Stored records:
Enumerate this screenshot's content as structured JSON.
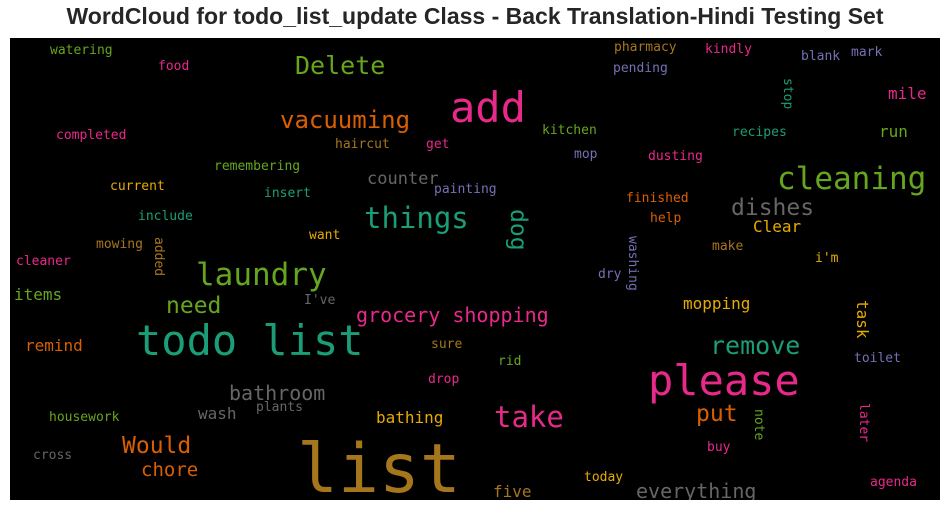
{
  "chart_data": {
    "type": "wordcloud",
    "title": "WordCloud for todo_list_update Class - Back Translation-Hindi Testing Set",
    "background": "#000000",
    "colors": {
      "teal": "#1b9e77",
      "orange": "#d95f02",
      "purple": "#7570b3",
      "pink": "#e7298a",
      "green": "#66a61e",
      "gold": "#e6ab02",
      "brown": "#a6761d",
      "gray": "#666666"
    },
    "words": [
      {
        "text": "list",
        "color": "brown",
        "rotate": 0
      },
      {
        "text": "todo list",
        "color": "teal",
        "rotate": 0
      },
      {
        "text": "please",
        "color": "pink",
        "rotate": 0
      },
      {
        "text": "add",
        "color": "pink",
        "rotate": 0
      },
      {
        "text": "cleaning",
        "color": "green",
        "rotate": 0
      },
      {
        "text": "laundry",
        "color": "green",
        "rotate": 0
      },
      {
        "text": "things",
        "color": "teal",
        "rotate": 0
      },
      {
        "text": "take",
        "color": "pink",
        "rotate": 0
      },
      {
        "text": "remove",
        "color": "teal",
        "rotate": 0
      },
      {
        "text": "Delete",
        "color": "green",
        "rotate": 0
      },
      {
        "text": "vacuuming",
        "color": "orange",
        "rotate": 0
      },
      {
        "text": "dishes",
        "color": "gray",
        "rotate": 0
      },
      {
        "text": "need",
        "color": "green",
        "rotate": 0
      },
      {
        "text": "Would",
        "color": "orange",
        "rotate": 0
      },
      {
        "text": "put",
        "color": "orange",
        "rotate": 0
      },
      {
        "text": "dog",
        "color": "teal",
        "rotate": 90
      },
      {
        "text": "grocery shopping",
        "color": "pink",
        "rotate": 0
      },
      {
        "text": "bathroom",
        "color": "gray",
        "rotate": 0
      },
      {
        "text": "everything",
        "color": "gray",
        "rotate": 0
      },
      {
        "text": "chore",
        "color": "orange",
        "rotate": 0
      },
      {
        "text": "counter",
        "color": "gray",
        "rotate": 0
      },
      {
        "text": "wash",
        "color": "gray",
        "rotate": 0
      },
      {
        "text": "mopping",
        "color": "gold",
        "rotate": 0
      },
      {
        "text": "Clear",
        "color": "gold",
        "rotate": 0
      },
      {
        "text": "bathing",
        "color": "gold",
        "rotate": 0
      },
      {
        "text": "task",
        "color": "gold",
        "rotate": 90
      },
      {
        "text": "mile",
        "color": "pink",
        "rotate": 0
      },
      {
        "text": "run",
        "color": "green",
        "rotate": 0
      },
      {
        "text": "items",
        "color": "green",
        "rotate": 0
      },
      {
        "text": "remind",
        "color": "orange",
        "rotate": 0
      },
      {
        "text": "five",
        "color": "brown",
        "rotate": 0
      },
      {
        "text": "watering",
        "color": "green",
        "rotate": 0
      },
      {
        "text": "food",
        "color": "pink",
        "rotate": 0
      },
      {
        "text": "completed",
        "color": "pink",
        "rotate": 0
      },
      {
        "text": "pharmacy",
        "color": "brown",
        "rotate": 0
      },
      {
        "text": "pending",
        "color": "purple",
        "rotate": 0
      },
      {
        "text": "kindly",
        "color": "pink",
        "rotate": 0
      },
      {
        "text": "blank",
        "color": "purple",
        "rotate": 0
      },
      {
        "text": "mark",
        "color": "purple",
        "rotate": 0
      },
      {
        "text": "stop",
        "color": "teal",
        "rotate": 90
      },
      {
        "text": "kitchen",
        "color": "green",
        "rotate": 0
      },
      {
        "text": "recipes",
        "color": "teal",
        "rotate": 0
      },
      {
        "text": "haircut",
        "color": "brown",
        "rotate": 0
      },
      {
        "text": "get",
        "color": "pink",
        "rotate": 0
      },
      {
        "text": "mop",
        "color": "purple",
        "rotate": 0
      },
      {
        "text": "dusting",
        "color": "pink",
        "rotate": 0
      },
      {
        "text": "remembering",
        "color": "green",
        "rotate": 0
      },
      {
        "text": "current",
        "color": "gold",
        "rotate": 0
      },
      {
        "text": "insert",
        "color": "teal",
        "rotate": 0
      },
      {
        "text": "painting",
        "color": "purple",
        "rotate": 0
      },
      {
        "text": "finished",
        "color": "orange",
        "rotate": 0
      },
      {
        "text": "include",
        "color": "teal",
        "rotate": 0
      },
      {
        "text": "help",
        "color": "orange",
        "rotate": 0
      },
      {
        "text": "want",
        "color": "gold",
        "rotate": 0
      },
      {
        "text": "mowing",
        "color": "brown",
        "rotate": 0
      },
      {
        "text": "added",
        "color": "brown",
        "rotate": 90
      },
      {
        "text": "make",
        "color": "brown",
        "rotate": 0
      },
      {
        "text": "washing",
        "color": "purple",
        "rotate": 90
      },
      {
        "text": "i'm",
        "color": "gold",
        "rotate": 0
      },
      {
        "text": "cleaner",
        "color": "pink",
        "rotate": 0
      },
      {
        "text": "dry",
        "color": "purple",
        "rotate": 0
      },
      {
        "text": "I've",
        "color": "gray",
        "rotate": 0
      },
      {
        "text": "sure",
        "color": "brown",
        "rotate": 0
      },
      {
        "text": "rid",
        "color": "green",
        "rotate": 0
      },
      {
        "text": "toilet",
        "color": "purple",
        "rotate": 0
      },
      {
        "text": "drop",
        "color": "pink",
        "rotate": 0
      },
      {
        "text": "housework",
        "color": "green",
        "rotate": 0
      },
      {
        "text": "plants",
        "color": "gray",
        "rotate": 0
      },
      {
        "text": "note",
        "color": "green",
        "rotate": 90
      },
      {
        "text": "later",
        "color": "pink",
        "rotate": 90
      },
      {
        "text": "buy",
        "color": "pink",
        "rotate": 0
      },
      {
        "text": "cross",
        "color": "gray",
        "rotate": 0
      },
      {
        "text": "today",
        "color": "gold",
        "rotate": 0
      },
      {
        "text": "agenda",
        "color": "pink",
        "rotate": 0
      }
    ]
  }
}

Exercise requirements: Write out all the entries again, word for word, and print no images.

Finished exercise:
Enumerate this screenshot's content as structured JSON.
{
  "chart_data": {
    "type": "wordcloud",
    "title": "WordCloud for todo_list_update Class - Back Translation-Hindi Testing Set",
    "background": "#000000",
    "colors": {
      "teal": "#1b9e77",
      "orange": "#d95f02",
      "purple": "#7570b3",
      "pink": "#e7298a",
      "green": "#66a61e",
      "gold": "#e6ab02",
      "brown": "#a6761d",
      "gray": "#666666"
    },
    "words": [
      {
        "text": "list",
        "color": "brown",
        "rotate": 0
      },
      {
        "text": "todo list",
        "color": "teal",
        "rotate": 0
      },
      {
        "text": "please",
        "color": "pink",
        "rotate": 0
      },
      {
        "text": "add",
        "color": "pink",
        "rotate": 0
      },
      {
        "text": "cleaning",
        "color": "green",
        "rotate": 0
      },
      {
        "text": "laundry",
        "color": "green",
        "rotate": 0
      },
      {
        "text": "things",
        "color": "teal",
        "rotate": 0
      },
      {
        "text": "take",
        "color": "pink",
        "rotate": 0
      },
      {
        "text": "remove",
        "color": "teal",
        "rotate": 0
      },
      {
        "text": "Delete",
        "color": "green",
        "rotate": 0
      },
      {
        "text": "vacuuming",
        "color": "orange",
        "rotate": 0
      },
      {
        "text": "dishes",
        "color": "gray",
        "rotate": 0
      },
      {
        "text": "need",
        "color": "green",
        "rotate": 0
      },
      {
        "text": "Would",
        "color": "orange",
        "rotate": 0
      },
      {
        "text": "put",
        "color": "orange",
        "rotate": 0
      },
      {
        "text": "dog",
        "color": "teal",
        "rotate": 90
      },
      {
        "text": "grocery shopping",
        "color": "pink",
        "rotate": 0
      },
      {
        "text": "bathroom",
        "color": "gray",
        "rotate": 0
      },
      {
        "text": "everything",
        "color": "gray",
        "rotate": 0
      },
      {
        "text": "chore",
        "color": "orange",
        "rotate": 0
      },
      {
        "text": "counter",
        "color": "gray",
        "rotate": 0
      },
      {
        "text": "wash",
        "color": "gray",
        "rotate": 0
      },
      {
        "text": "mopping",
        "color": "gold",
        "rotate": 0
      },
      {
        "text": "Clear",
        "color": "gold",
        "rotate": 0
      },
      {
        "text": "bathing",
        "color": "gold",
        "rotate": 0
      },
      {
        "text": "task",
        "color": "gold",
        "rotate": 90
      },
      {
        "text": "mile",
        "color": "pink",
        "rotate": 0
      },
      {
        "text": "run",
        "color": "green",
        "rotate": 0
      },
      {
        "text": "items",
        "color": "green",
        "rotate": 0
      },
      {
        "text": "remind",
        "color": "orange",
        "rotate": 0
      },
      {
        "text": "five",
        "color": "brown",
        "rotate": 0
      },
      {
        "text": "watering",
        "color": "green",
        "rotate": 0
      },
      {
        "text": "food",
        "color": "pink",
        "rotate": 0
      },
      {
        "text": "completed",
        "color": "pink",
        "rotate": 0
      },
      {
        "text": "pharmacy",
        "color": "brown",
        "rotate": 0
      },
      {
        "text": "pending",
        "color": "purple",
        "rotate": 0
      },
      {
        "text": "kindly",
        "color": "pink",
        "rotate": 0
      },
      {
        "text": "blank",
        "color": "purple",
        "rotate": 0
      },
      {
        "text": "mark",
        "color": "purple",
        "rotate": 0
      },
      {
        "text": "stop",
        "color": "teal",
        "rotate": 90
      },
      {
        "text": "kitchen",
        "color": "green",
        "rotate": 0
      },
      {
        "text": "recipes",
        "color": "teal",
        "rotate": 0
      },
      {
        "text": "haircut",
        "color": "brown",
        "rotate": 0
      },
      {
        "text": "get",
        "color": "pink",
        "rotate": 0
      },
      {
        "text": "mop",
        "color": "purple",
        "rotate": 0
      },
      {
        "text": "dusting",
        "color": "pink",
        "rotate": 0
      },
      {
        "text": "remembering",
        "color": "green",
        "rotate": 0
      },
      {
        "text": "current",
        "color": "gold",
        "rotate": 0
      },
      {
        "text": "insert",
        "color": "teal",
        "rotate": 0
      },
      {
        "text": "painting",
        "color": "purple",
        "rotate": 0
      },
      {
        "text": "finished",
        "color": "orange",
        "rotate": 0
      },
      {
        "text": "include",
        "color": "teal",
        "rotate": 0
      },
      {
        "text": "help",
        "color": "orange",
        "rotate": 0
      },
      {
        "text": "want",
        "color": "gold",
        "rotate": 0
      },
      {
        "text": "mowing",
        "color": "brown",
        "rotate": 0
      },
      {
        "text": "added",
        "color": "brown",
        "rotate": 90
      },
      {
        "text": "make",
        "color": "brown",
        "rotate": 0
      },
      {
        "text": "washing",
        "color": "purple",
        "rotate": 90
      },
      {
        "text": "i'm",
        "color": "gold",
        "rotate": 0
      },
      {
        "text": "cleaner",
        "color": "pink",
        "rotate": 0
      },
      {
        "text": "dry",
        "color": "purple",
        "rotate": 0
      },
      {
        "text": "I've",
        "color": "gray",
        "rotate": 0
      },
      {
        "text": "sure",
        "color": "brown",
        "rotate": 0
      },
      {
        "text": "rid",
        "color": "green",
        "rotate": 0
      },
      {
        "text": "toilet",
        "color": "purple",
        "rotate": 0
      },
      {
        "text": "drop",
        "color": "pink",
        "rotate": 0
      },
      {
        "text": "housework",
        "color": "green",
        "rotate": 0
      },
      {
        "text": "plants",
        "color": "gray",
        "rotate": 0
      },
      {
        "text": "note",
        "color": "green",
        "rotate": 90
      },
      {
        "text": "later",
        "color": "pink",
        "rotate": 90
      },
      {
        "text": "buy",
        "color": "pink",
        "rotate": 0
      },
      {
        "text": "cross",
        "color": "gray",
        "rotate": 0
      },
      {
        "text": "today",
        "color": "gold",
        "rotate": 0
      },
      {
        "text": "agenda",
        "color": "pink",
        "rotate": 0
      }
    ]
  }
}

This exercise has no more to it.